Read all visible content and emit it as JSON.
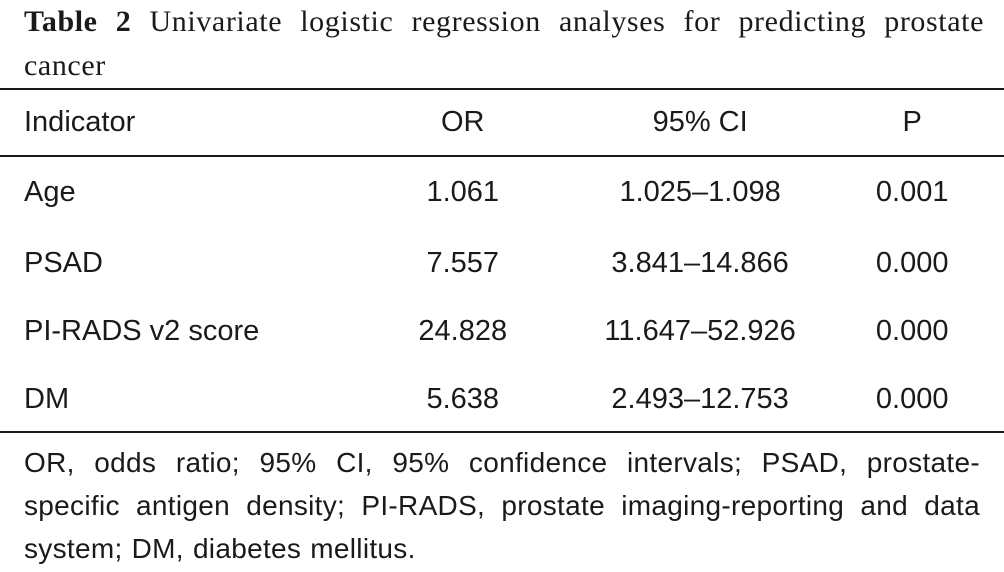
{
  "caption": {
    "label": "Table 2",
    "text": "Univariate logistic regression analyses for predicting prostate cancer"
  },
  "table": {
    "headers": {
      "indicator": "Indicator",
      "or": "OR",
      "ci": "95% CI",
      "p": "P"
    },
    "rows": [
      {
        "indicator": "Age",
        "or": "1.061",
        "ci": "1.025–1.098",
        "p": "0.001"
      },
      {
        "indicator": "PSAD",
        "or": "7.557",
        "ci": "3.841–14.866",
        "p": "0.000"
      },
      {
        "indicator": "PI-RADS v2 score",
        "or": "24.828",
        "ci": "11.647–52.926",
        "p": "0.000"
      },
      {
        "indicator": "DM",
        "or": "5.638",
        "ci": "2.493–12.753",
        "p": "0.000"
      }
    ]
  },
  "footnote": "OR, odds ratio; 95% CI, 95% confidence intervals; PSAD, prostate-specific antigen density; PI-RADS, prostate imaging-reporting and data system; DM, diabetes mellitus."
}
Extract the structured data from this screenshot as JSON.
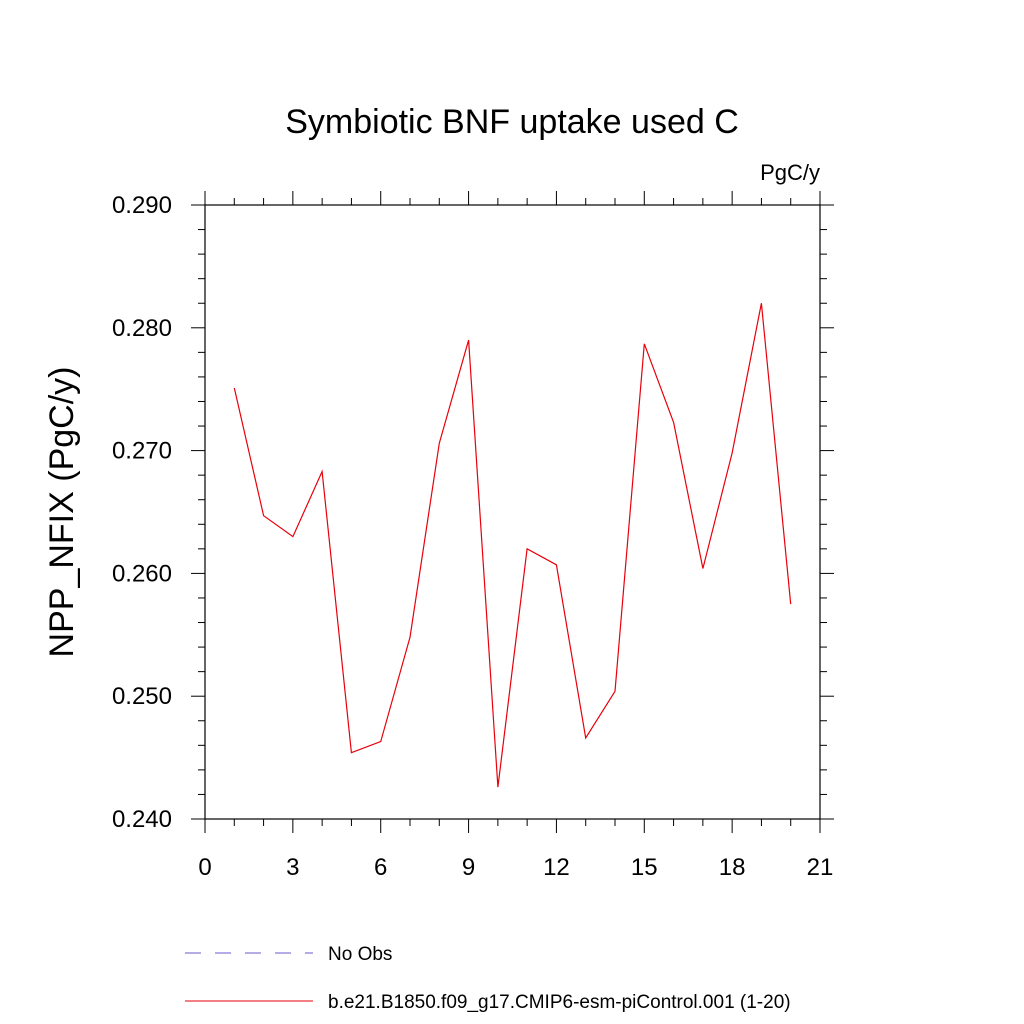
{
  "chart_data": {
    "type": "line",
    "title": "Symbiotic BNF uptake used C",
    "units": "PgC/y",
    "xlabel": "",
    "ylabel": "NPP_NFIX  (PgC/y)",
    "xlim": [
      0,
      21
    ],
    "ylim": [
      0.24,
      0.29
    ],
    "x_ticks": [
      0,
      3,
      6,
      9,
      12,
      15,
      18,
      21
    ],
    "x_tick_labels": [
      "0",
      "3",
      "6",
      "9",
      "12",
      "15",
      "18",
      "21"
    ],
    "y_ticks": [
      0.24,
      0.25,
      0.26,
      0.27,
      0.28,
      0.29
    ],
    "y_tick_labels": [
      "0.240",
      "0.250",
      "0.260",
      "0.270",
      "0.280",
      "0.290"
    ],
    "grid": false,
    "legend_position": "bottom",
    "series": [
      {
        "name": "b.e21.B1850.f09_g17.CMIP6-esm-piControl.001 (1-20)",
        "color": "#e8000b",
        "style": "solid",
        "x": [
          1,
          2,
          3,
          4,
          5,
          6,
          7,
          8,
          9,
          10,
          11,
          12,
          13,
          14,
          15,
          16,
          17,
          18,
          19,
          20
        ],
        "y": [
          0.2751,
          0.2647,
          0.263,
          0.2683,
          0.2454,
          0.2463,
          0.2548,
          0.2706,
          0.279,
          0.2426,
          0.262,
          0.2607,
          0.2466,
          0.2504,
          0.2787,
          0.2723,
          0.2604,
          0.2698,
          0.282,
          0.2575
        ]
      }
    ],
    "legend": [
      {
        "label": "No Obs",
        "color": "#6a5acd",
        "style": "dashed"
      },
      {
        "label": "b.e21.B1850.f09_g17.CMIP6-esm-piControl.001 (1-20)",
        "color": "#e8000b",
        "style": "solid"
      }
    ]
  }
}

.....

## Exercise instructions:
Give the data again exactly as written, with all pictures left out.

## Result below:
Read all visible content and emit it as JSON.
{
  "caption": {
    "label": "Table 2",
    "text": "Univariate logistic regression analyses for predicting prostate cancer"
  },
  "table": {
    "headers": {
      "indicator": "Indicator",
      "or": "OR",
      "ci": "95% CI",
      "p": "P"
    },
    "rows": [
      {
        "indicator": "Age",
        "or": "1.061",
        "ci": "1.025–1.098",
        "p": "0.001"
      },
      {
        "indicator": "PSAD",
        "or": "7.557",
        "ci": "3.841–14.866",
        "p": "0.000"
      },
      {
        "indicator": "PI-RADS v2 score",
        "or": "24.828",
        "ci": "11.647–52.926",
        "p": "0.000"
      },
      {
        "indicator": "DM",
        "or": "5.638",
        "ci": "2.493–12.753",
        "p": "0.000"
      }
    ]
  },
  "footnote": "OR, odds ratio; 95% CI, 95% confidence intervals; PSAD, prostate-specific antigen density; PI-RADS, prostate imaging-reporting and data system; DM, diabetes mellitus."
}
Extract the structured data from this screenshot as JSON.
{
  "chart_data": {
    "type": "line",
    "title": "Symbiotic BNF uptake used C",
    "units": "PgC/y",
    "xlabel": "",
    "ylabel": "NPP_NFIX  (PgC/y)",
    "xlim": [
      0,
      21
    ],
    "ylim": [
      0.24,
      0.29
    ],
    "x_ticks": [
      0,
      3,
      6,
      9,
      12,
      15,
      18,
      21
    ],
    "x_tick_labels": [
      "0",
      "3",
      "6",
      "9",
      "12",
      "15",
      "18",
      "21"
    ],
    "y_ticks": [
      0.24,
      0.25,
      0.26,
      0.27,
      0.28,
      0.29
    ],
    "y_tick_labels": [
      "0.240",
      "0.250",
      "0.260",
      "0.270",
      "0.280",
      "0.290"
    ],
    "grid": false,
    "legend_position": "bottom",
    "series": [
      {
        "name": "b.e21.B1850.f09_g17.CMIP6-esm-piControl.001 (1-20)",
        "color": "#e8000b",
        "style": "solid",
        "x": [
          1,
          2,
          3,
          4,
          5,
          6,
          7,
          8,
          9,
          10,
          11,
          12,
          13,
          14,
          15,
          16,
          17,
          18,
          19,
          20
        ],
        "y": [
          0.2751,
          0.2647,
          0.263,
          0.2683,
          0.2454,
          0.2463,
          0.2548,
          0.2706,
          0.279,
          0.2426,
          0.262,
          0.2607,
          0.2466,
          0.2504,
          0.2787,
          0.2723,
          0.2604,
          0.2698,
          0.282,
          0.2575
        ]
      }
    ],
    "legend": [
      {
        "label": "No Obs",
        "color": "#6a5acd",
        "style": "dashed"
      },
      {
        "label": "b.e21.B1850.f09_g17.CMIP6-esm-piControl.001 (1-20)",
        "color": "#e8000b",
        "style": "solid"
      }
    ]
  }
}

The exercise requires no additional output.